--- Stated task ---
In the material below, find the line with "What does this"; set down that line and every line after it to the end, exactly, without pictures.

• • • •

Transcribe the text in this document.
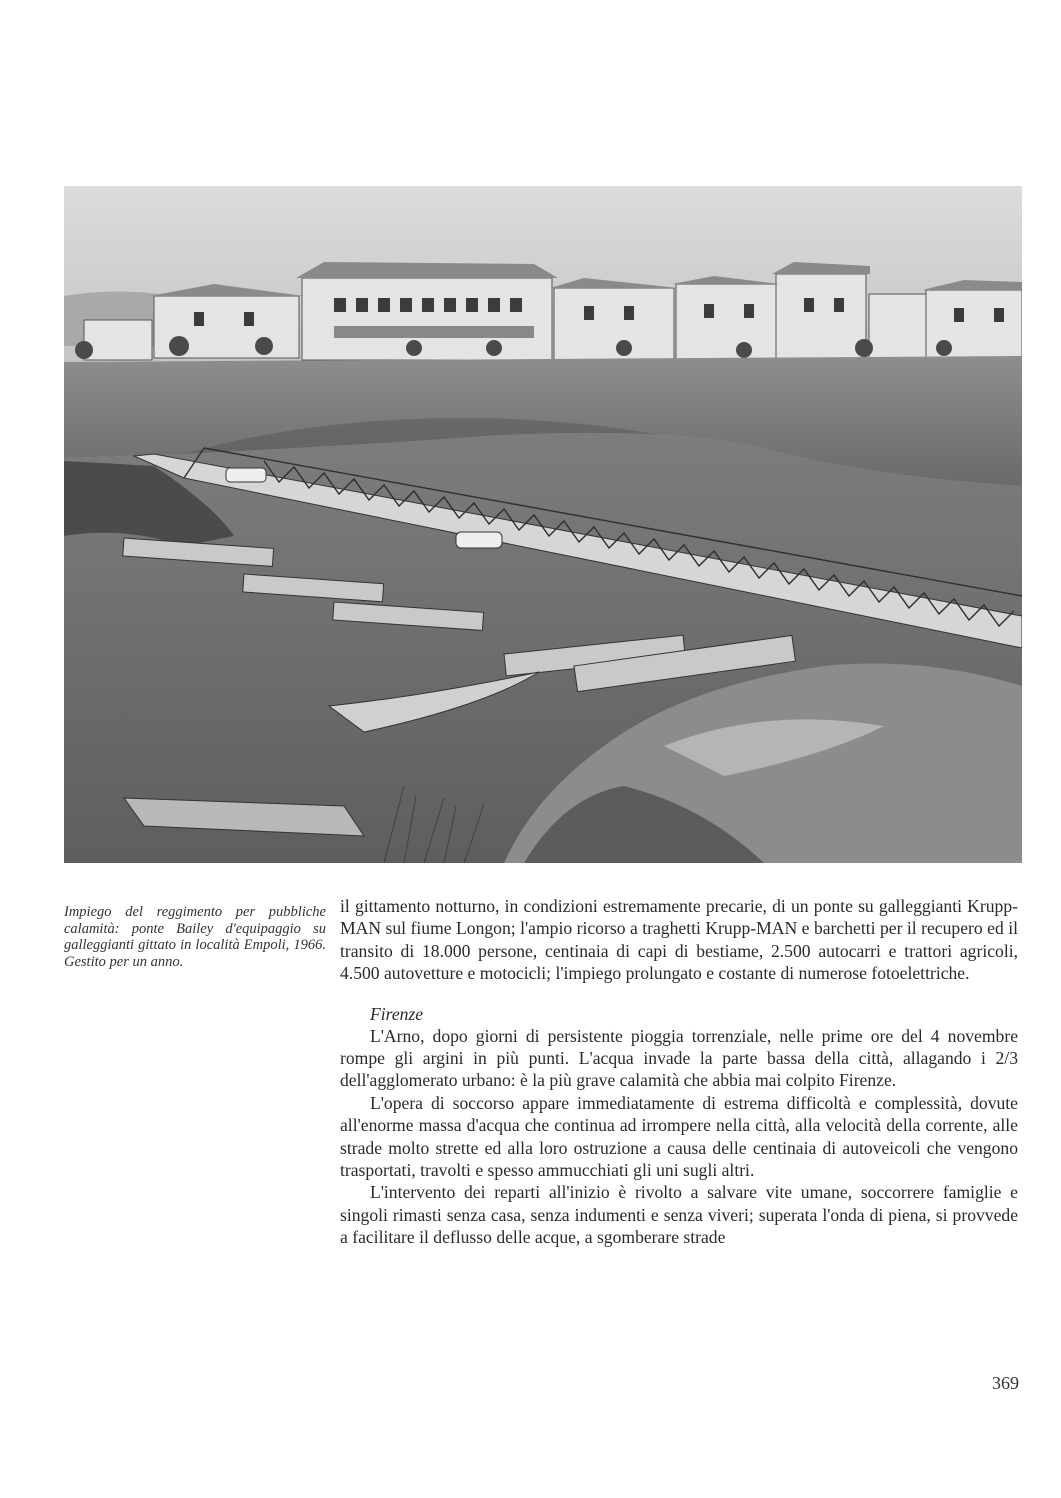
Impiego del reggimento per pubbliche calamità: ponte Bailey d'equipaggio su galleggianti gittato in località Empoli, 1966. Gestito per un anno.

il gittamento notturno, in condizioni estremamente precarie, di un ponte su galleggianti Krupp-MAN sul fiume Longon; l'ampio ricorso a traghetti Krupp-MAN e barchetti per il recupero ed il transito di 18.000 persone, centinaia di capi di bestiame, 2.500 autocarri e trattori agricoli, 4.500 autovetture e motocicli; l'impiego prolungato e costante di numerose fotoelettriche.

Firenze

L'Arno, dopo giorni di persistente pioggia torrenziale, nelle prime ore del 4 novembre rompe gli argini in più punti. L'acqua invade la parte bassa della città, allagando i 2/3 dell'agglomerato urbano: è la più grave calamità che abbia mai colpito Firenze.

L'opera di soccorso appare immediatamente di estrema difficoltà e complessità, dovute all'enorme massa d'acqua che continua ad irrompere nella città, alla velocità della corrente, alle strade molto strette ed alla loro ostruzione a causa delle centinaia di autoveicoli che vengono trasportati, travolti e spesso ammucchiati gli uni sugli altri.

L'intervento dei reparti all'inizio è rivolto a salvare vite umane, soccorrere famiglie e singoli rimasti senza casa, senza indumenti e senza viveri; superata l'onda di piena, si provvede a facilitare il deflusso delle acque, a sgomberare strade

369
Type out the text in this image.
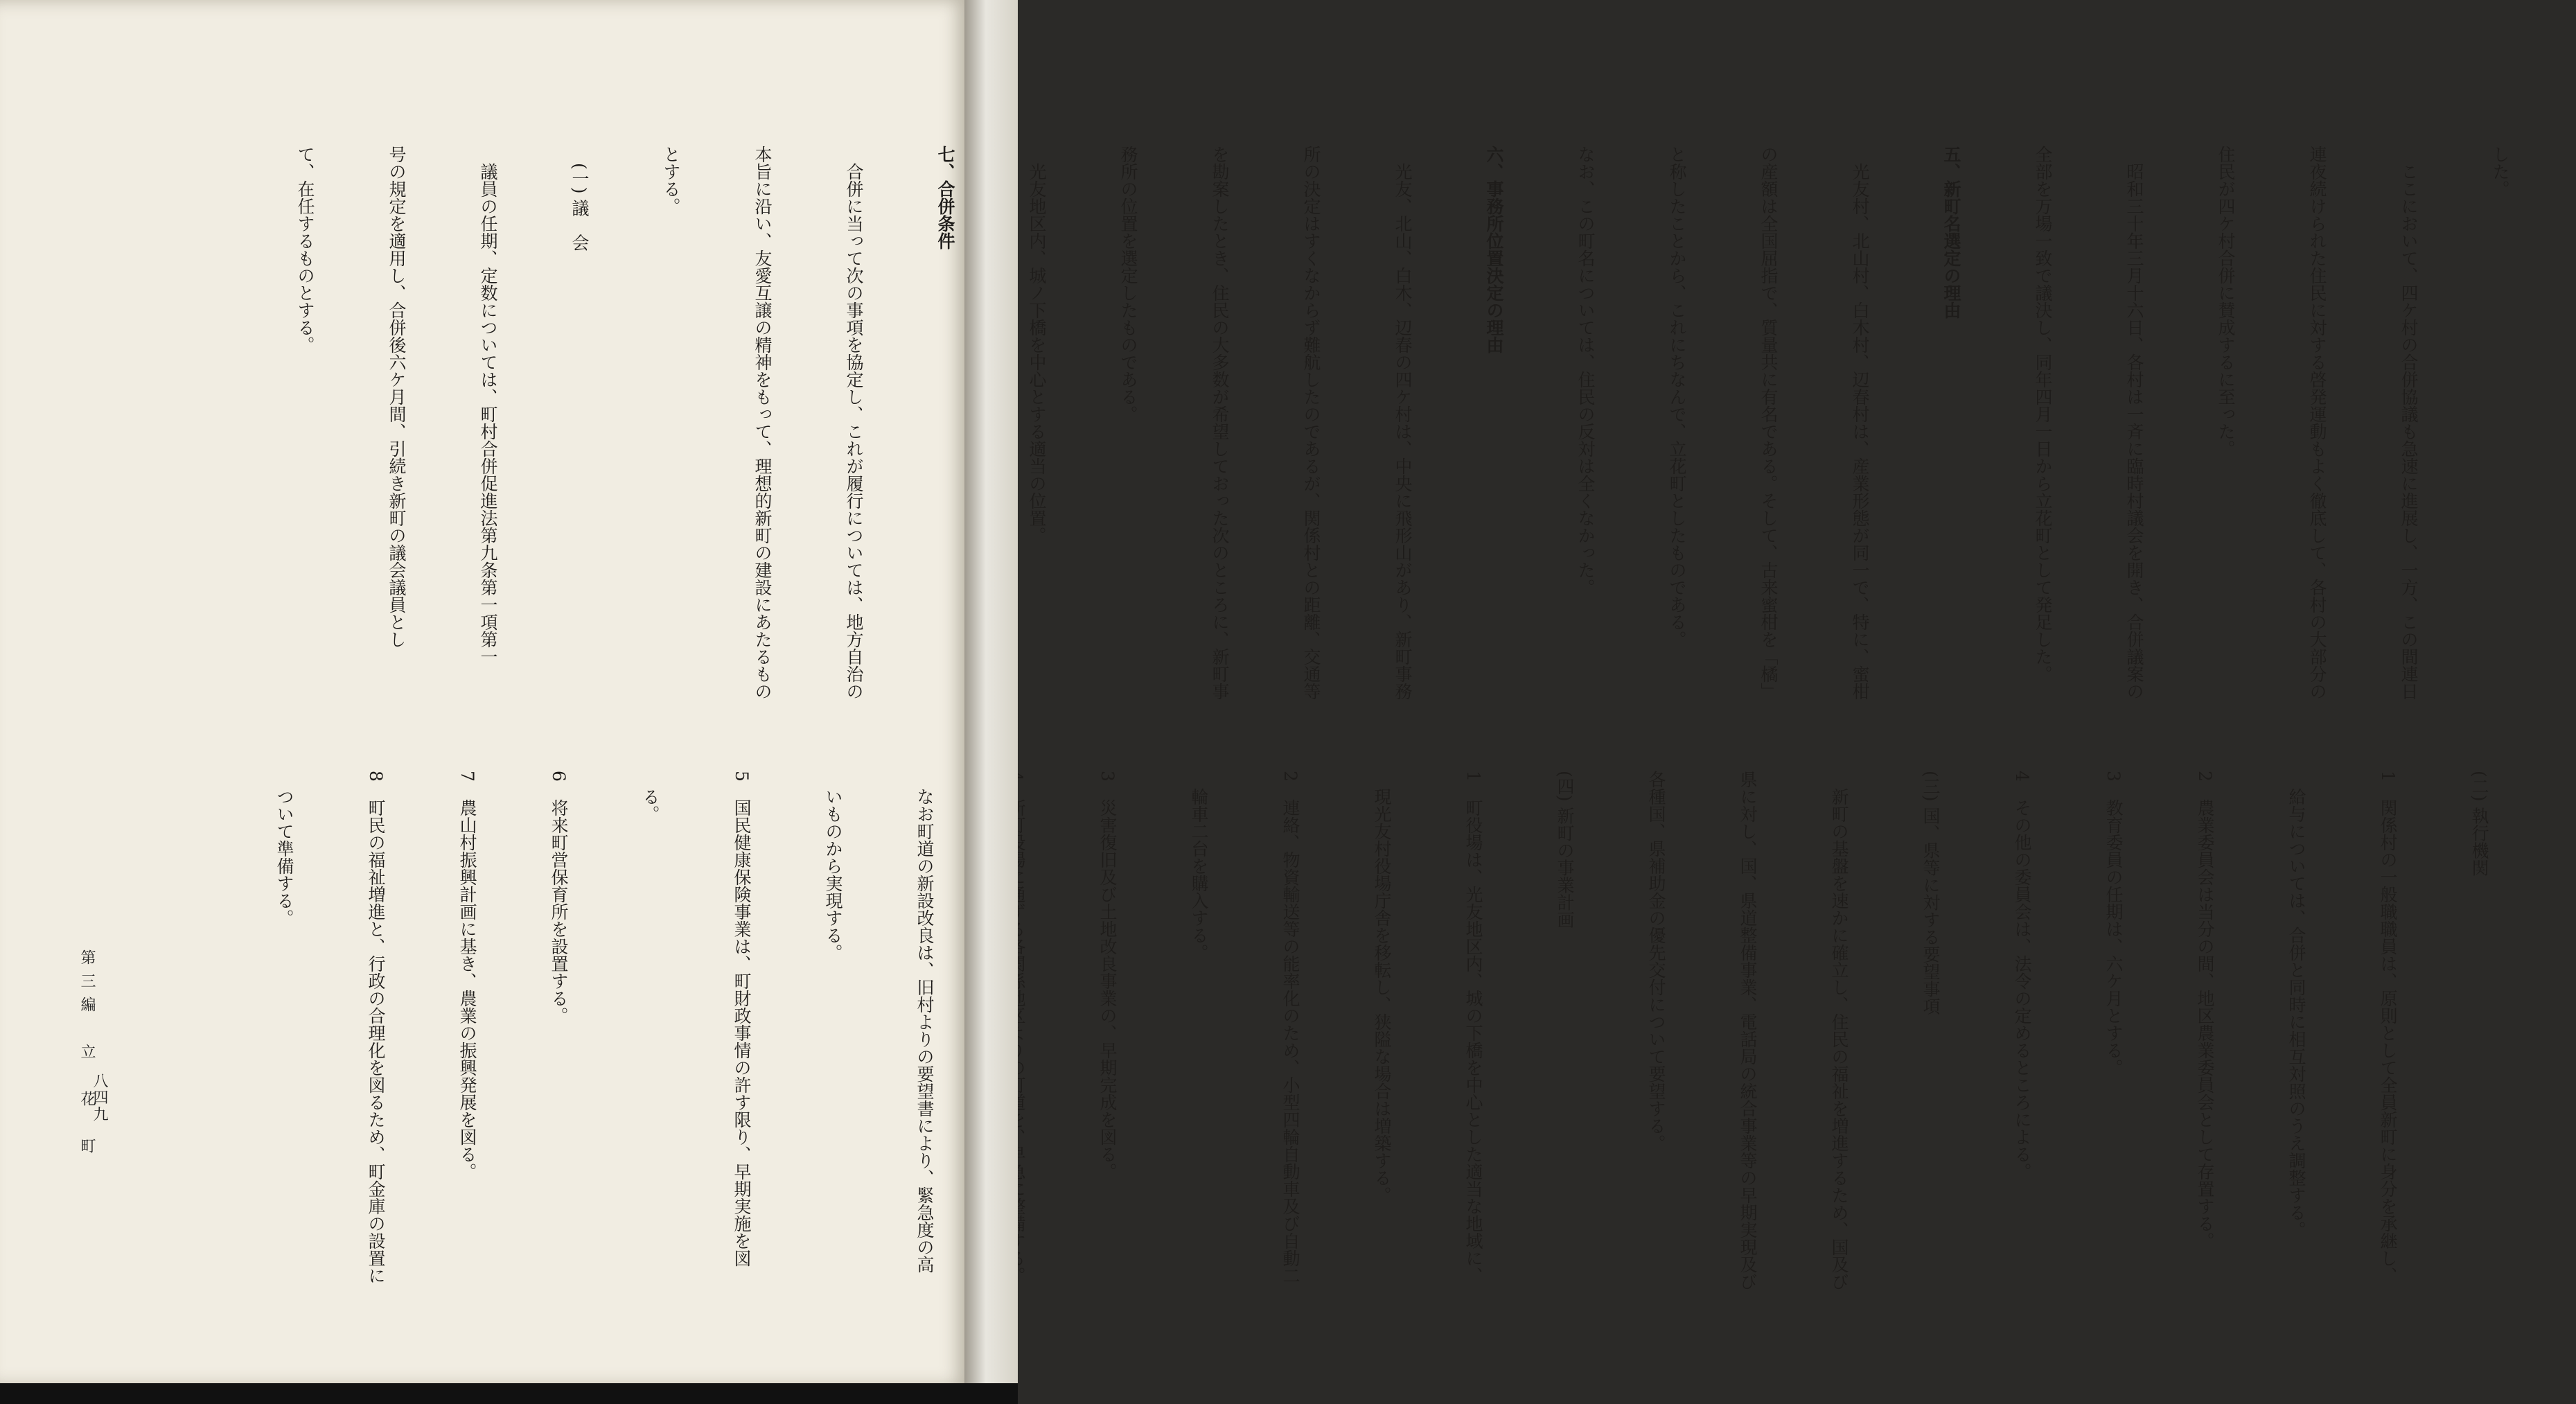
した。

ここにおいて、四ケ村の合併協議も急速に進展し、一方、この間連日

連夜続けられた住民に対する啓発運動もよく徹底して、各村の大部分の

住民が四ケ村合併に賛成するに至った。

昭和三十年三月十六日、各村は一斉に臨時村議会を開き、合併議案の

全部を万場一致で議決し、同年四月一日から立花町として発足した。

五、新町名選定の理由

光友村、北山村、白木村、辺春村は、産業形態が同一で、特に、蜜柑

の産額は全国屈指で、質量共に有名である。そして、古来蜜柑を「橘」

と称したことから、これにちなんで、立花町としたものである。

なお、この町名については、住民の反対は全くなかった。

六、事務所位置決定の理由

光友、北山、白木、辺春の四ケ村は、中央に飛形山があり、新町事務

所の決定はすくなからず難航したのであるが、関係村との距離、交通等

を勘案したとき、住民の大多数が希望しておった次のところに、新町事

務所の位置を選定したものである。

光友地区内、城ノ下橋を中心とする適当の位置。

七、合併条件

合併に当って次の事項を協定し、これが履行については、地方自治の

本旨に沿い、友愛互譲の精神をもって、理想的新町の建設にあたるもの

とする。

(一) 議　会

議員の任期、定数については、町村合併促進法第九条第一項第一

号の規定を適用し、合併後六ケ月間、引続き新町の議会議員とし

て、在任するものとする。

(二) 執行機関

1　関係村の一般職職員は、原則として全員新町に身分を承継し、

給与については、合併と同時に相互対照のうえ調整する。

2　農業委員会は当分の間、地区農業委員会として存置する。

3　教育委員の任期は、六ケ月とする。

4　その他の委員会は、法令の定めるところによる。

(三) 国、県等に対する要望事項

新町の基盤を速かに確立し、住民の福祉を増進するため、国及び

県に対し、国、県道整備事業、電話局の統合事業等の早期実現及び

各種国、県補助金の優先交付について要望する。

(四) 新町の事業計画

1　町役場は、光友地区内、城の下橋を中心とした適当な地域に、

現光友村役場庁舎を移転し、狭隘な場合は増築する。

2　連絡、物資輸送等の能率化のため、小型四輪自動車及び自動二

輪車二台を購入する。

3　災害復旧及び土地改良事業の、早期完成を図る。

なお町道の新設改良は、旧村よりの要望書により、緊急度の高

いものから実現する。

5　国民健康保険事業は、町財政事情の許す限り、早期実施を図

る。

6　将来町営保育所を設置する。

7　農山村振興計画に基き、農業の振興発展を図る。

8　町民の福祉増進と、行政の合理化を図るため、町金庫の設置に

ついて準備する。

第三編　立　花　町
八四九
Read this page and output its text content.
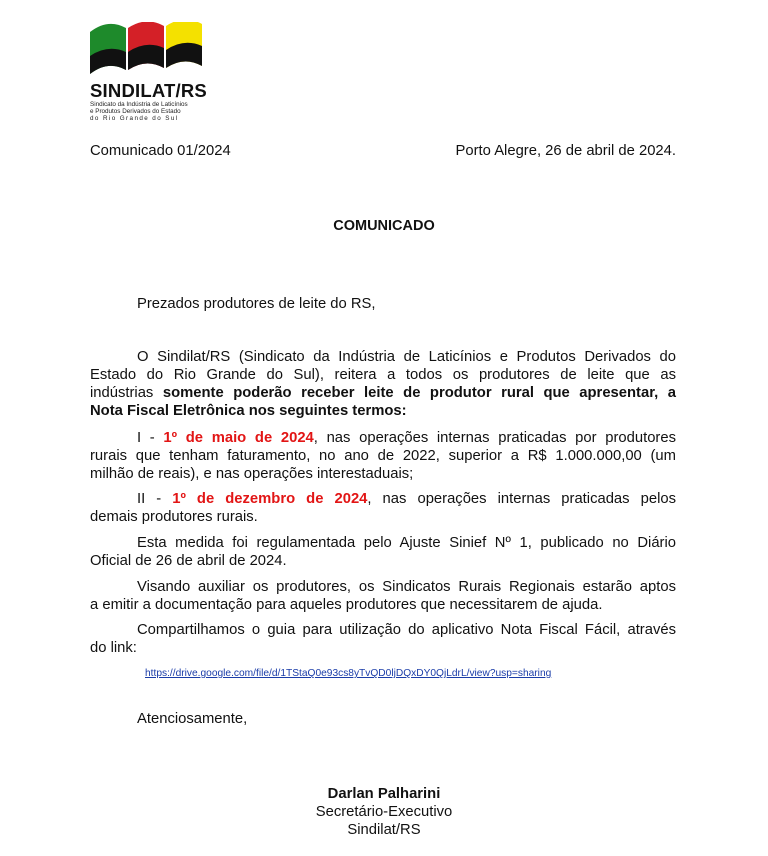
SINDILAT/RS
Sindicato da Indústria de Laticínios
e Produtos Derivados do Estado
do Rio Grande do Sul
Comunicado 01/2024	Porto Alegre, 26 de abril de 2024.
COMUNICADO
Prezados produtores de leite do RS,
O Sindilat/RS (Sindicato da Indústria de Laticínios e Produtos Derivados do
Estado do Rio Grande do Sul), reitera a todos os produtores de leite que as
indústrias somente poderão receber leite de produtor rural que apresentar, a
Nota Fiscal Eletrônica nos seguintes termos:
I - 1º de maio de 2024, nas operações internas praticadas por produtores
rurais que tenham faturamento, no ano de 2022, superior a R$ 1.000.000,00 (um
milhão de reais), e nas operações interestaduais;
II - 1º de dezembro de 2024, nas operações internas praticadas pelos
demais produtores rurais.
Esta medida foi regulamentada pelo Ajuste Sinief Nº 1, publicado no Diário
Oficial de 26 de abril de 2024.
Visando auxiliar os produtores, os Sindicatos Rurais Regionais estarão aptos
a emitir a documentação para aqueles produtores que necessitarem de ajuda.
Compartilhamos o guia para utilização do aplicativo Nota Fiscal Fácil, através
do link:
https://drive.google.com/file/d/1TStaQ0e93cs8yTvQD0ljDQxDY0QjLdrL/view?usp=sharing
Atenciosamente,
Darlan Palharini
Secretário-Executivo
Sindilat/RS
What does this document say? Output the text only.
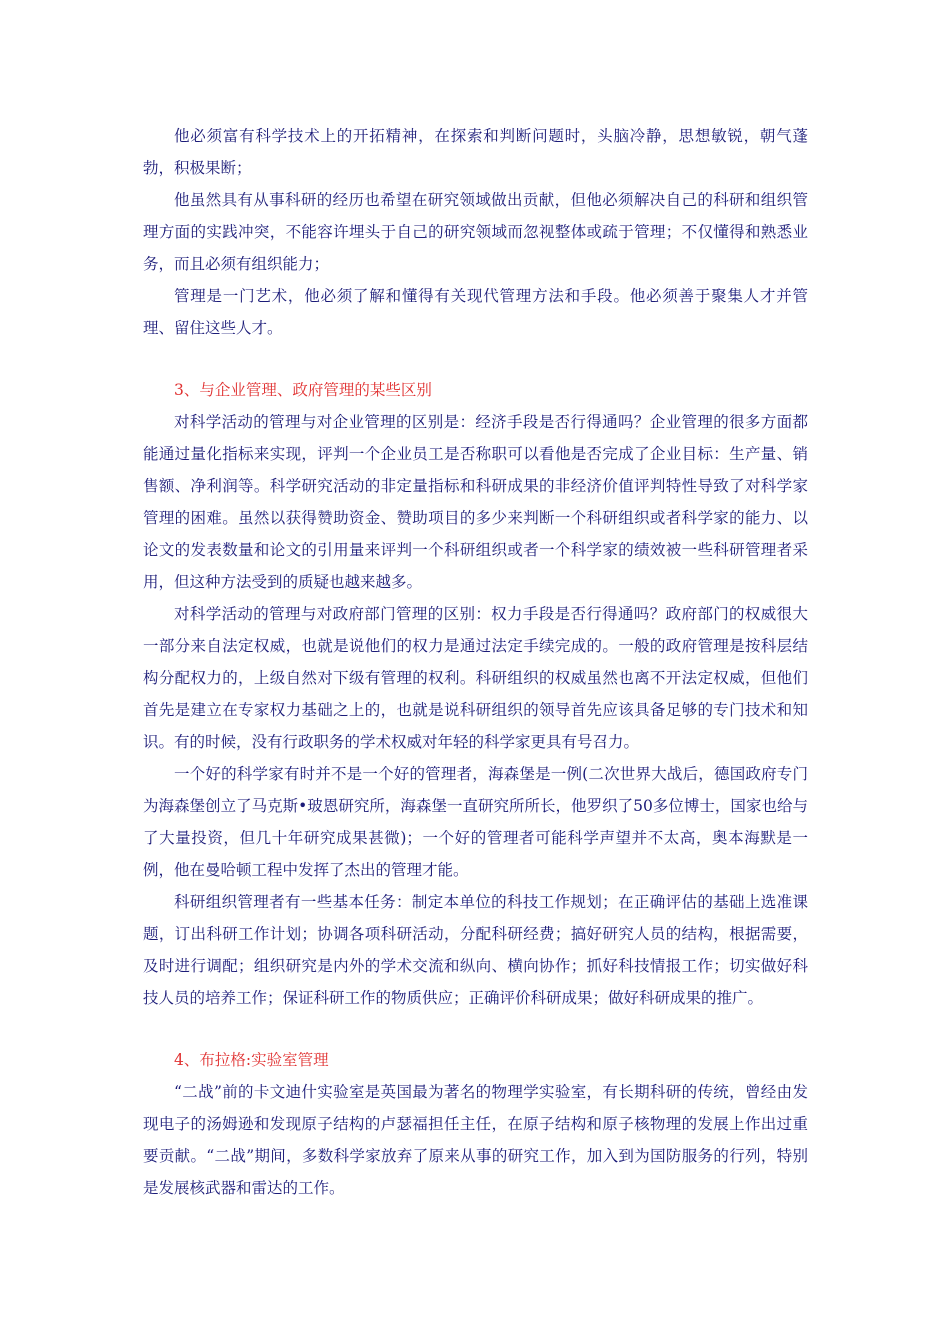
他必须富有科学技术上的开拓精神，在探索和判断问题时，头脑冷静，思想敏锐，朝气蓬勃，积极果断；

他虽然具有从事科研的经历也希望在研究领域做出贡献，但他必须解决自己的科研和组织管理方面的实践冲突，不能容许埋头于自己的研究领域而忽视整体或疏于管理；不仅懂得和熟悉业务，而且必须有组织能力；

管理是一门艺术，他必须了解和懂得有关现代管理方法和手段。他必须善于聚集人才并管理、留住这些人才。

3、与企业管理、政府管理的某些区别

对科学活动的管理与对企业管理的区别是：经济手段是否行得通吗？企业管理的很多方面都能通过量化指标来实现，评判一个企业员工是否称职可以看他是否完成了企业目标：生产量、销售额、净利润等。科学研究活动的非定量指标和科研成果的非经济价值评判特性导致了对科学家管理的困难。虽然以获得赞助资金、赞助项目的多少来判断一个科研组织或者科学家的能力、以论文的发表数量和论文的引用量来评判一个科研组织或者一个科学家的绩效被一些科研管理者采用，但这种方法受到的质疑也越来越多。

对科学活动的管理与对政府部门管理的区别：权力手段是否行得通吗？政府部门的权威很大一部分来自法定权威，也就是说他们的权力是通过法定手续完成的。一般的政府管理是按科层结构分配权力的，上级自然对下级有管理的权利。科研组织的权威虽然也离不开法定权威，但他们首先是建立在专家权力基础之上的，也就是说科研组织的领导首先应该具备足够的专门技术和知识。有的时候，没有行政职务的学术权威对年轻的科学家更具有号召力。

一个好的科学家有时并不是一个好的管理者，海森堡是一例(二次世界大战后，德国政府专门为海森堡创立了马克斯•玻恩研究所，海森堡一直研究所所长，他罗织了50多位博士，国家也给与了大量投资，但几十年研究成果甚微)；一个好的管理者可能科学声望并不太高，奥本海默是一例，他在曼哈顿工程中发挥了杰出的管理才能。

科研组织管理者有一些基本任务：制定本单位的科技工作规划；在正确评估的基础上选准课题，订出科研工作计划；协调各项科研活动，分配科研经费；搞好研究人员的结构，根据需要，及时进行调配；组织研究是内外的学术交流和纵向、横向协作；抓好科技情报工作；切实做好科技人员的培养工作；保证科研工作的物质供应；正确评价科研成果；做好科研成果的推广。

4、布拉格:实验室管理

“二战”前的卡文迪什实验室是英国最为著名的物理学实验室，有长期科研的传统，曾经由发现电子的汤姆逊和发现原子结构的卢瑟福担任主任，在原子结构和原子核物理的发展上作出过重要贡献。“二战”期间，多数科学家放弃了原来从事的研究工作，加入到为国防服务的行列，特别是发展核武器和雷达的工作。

• • • •

--- The completed task ---
What does this document say? Output the text only.
他必须富有科学技术上的开拓精神，在探索和判断问题时，头脑冷静，思想敏锐，朝气蓬勃，积极果断；

他虽然具有从事科研的经历也希望在研究领域做出贡献，但他必须解决自己的科研和组织管理方面的实践冲突，不能容许埋头于自己的研究领域而忽视整体或疏于管理；不仅懂得和熟悉业务，而且必须有组织能力；

管理是一门艺术，他必须了解和懂得有关现代管理方法和手段。他必须善于聚集人才并管理、留住这些人才。

3、与企业管理、政府管理的某些区别

对科学活动的管理与对企业管理的区别是：经济手段是否行得通吗？企业管理的很多方面都能通过量化指标来实现，评判一个企业员工是否称职可以看他是否完成了企业目标：生产量、销售额、净利润等。科学研究活动的非定量指标和科研成果的非经济价值评判特性导致了对科学家管理的困难。虽然以获得赞助资金、赞助项目的多少来判断一个科研组织或者科学家的能力、以论文的发表数量和论文的引用量来评判一个科研组织或者一个科学家的绩效被一些科研管理者采用，但这种方法受到的质疑也越来越多。

对科学活动的管理与对政府部门管理的区别：权力手段是否行得通吗？政府部门的权威很大一部分来自法定权威，也就是说他们的权力是通过法定手续完成的。一般的政府管理是按科层结构分配权力的，上级自然对下级有管理的权利。科研组织的权威虽然也离不开法定权威，但他们首先是建立在专家权力基础之上的，也就是说科研组织的领导首先应该具备足够的专门技术和知识。有的时候，没有行政职务的学术权威对年轻的科学家更具有号召力。

一个好的科学家有时并不是一个好的管理者，海森堡是一例(二次世界大战后，德国政府专门为海森堡创立了马克斯•玻恩研究所，海森堡一直研究所所长，他罗织了50多位博士，国家也给与了大量投资，但几十年研究成果甚微)；一个好的管理者可能科学声望并不太高，奥本海默是一例，他在曼哈顿工程中发挥了杰出的管理才能。

科研组织管理者有一些基本任务：制定本单位的科技工作规划；在正确评估的基础上选准课题，订出科研工作计划；协调各项科研活动，分配科研经费；搞好研究人员的结构，根据需要，及时进行调配；组织研究是内外的学术交流和纵向、横向协作；抓好科技情报工作；切实做好科技人员的培养工作；保证科研工作的物质供应；正确评价科研成果；做好科研成果的推广。

4、布拉格:实验室管理

“二战”前的卡文迪什实验室是英国最为著名的物理学实验室，有长期科研的传统，曾经由发现电子的汤姆逊和发现原子结构的卢瑟福担任主任，在原子结构和原子核物理的发展上作出过重要贡献。“二战”期间，多数科学家放弃了原来从事的研究工作，加入到为国防服务的行列，特别是发展核武器和雷达的工作。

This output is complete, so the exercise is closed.